■ **Aim of the task**
Write out every entry, unchanged. Skip any picture.

(Saved entries)
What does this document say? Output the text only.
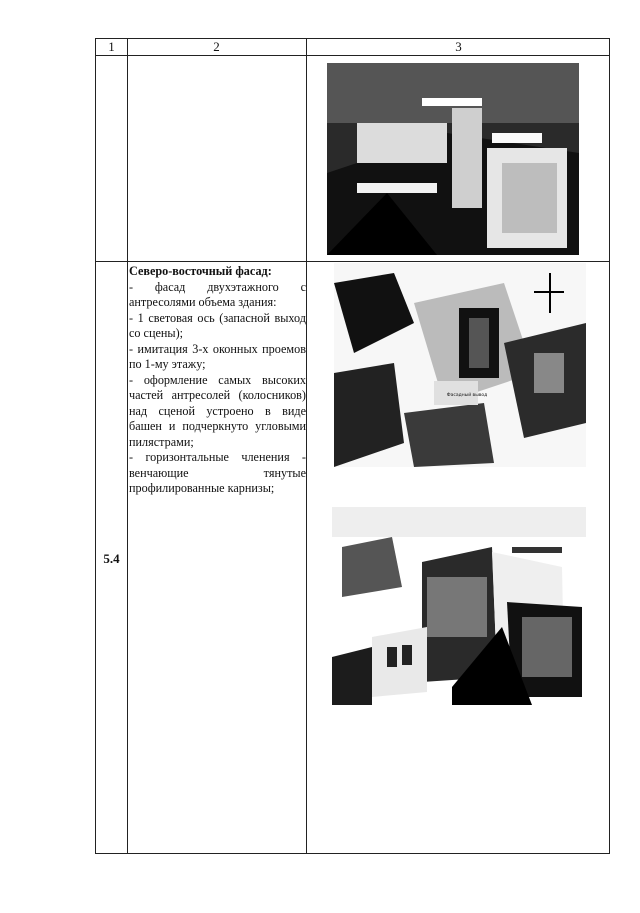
1	2	3
5.4
Северо-восточный фасад:

- фасад двухэтажного с антресолями объема здания:

- 1 световая ось (запасной выход со сцены);

- имитация 3-х оконных проемов по 1-му этажу;

- оформление самых высоких частей антресолей (колосников) над сценой устроено в виде башен и подчеркнуто угловыми пилястрами;

- горизонтальные членения - венчающие тянутые профилированные карнизы;

Фасадный вывод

■ **Task response**
What does this document say? Output the text only.
1	2	3
5.4
Северо-восточный фасад:

- фасад двухэтажного с антресолями объема здания:

- 1 световая ось (запасной выход со сцены);

- имитация 3-х оконных проемов по 1-му этажу;

- оформление самых высоких частей антресолей (колосников) над сценой устроено в виде башен и подчеркнуто угловыми пилястрами;

- горизонтальные членения - венчающие тянутые профилированные карнизы;

Фасадный вывод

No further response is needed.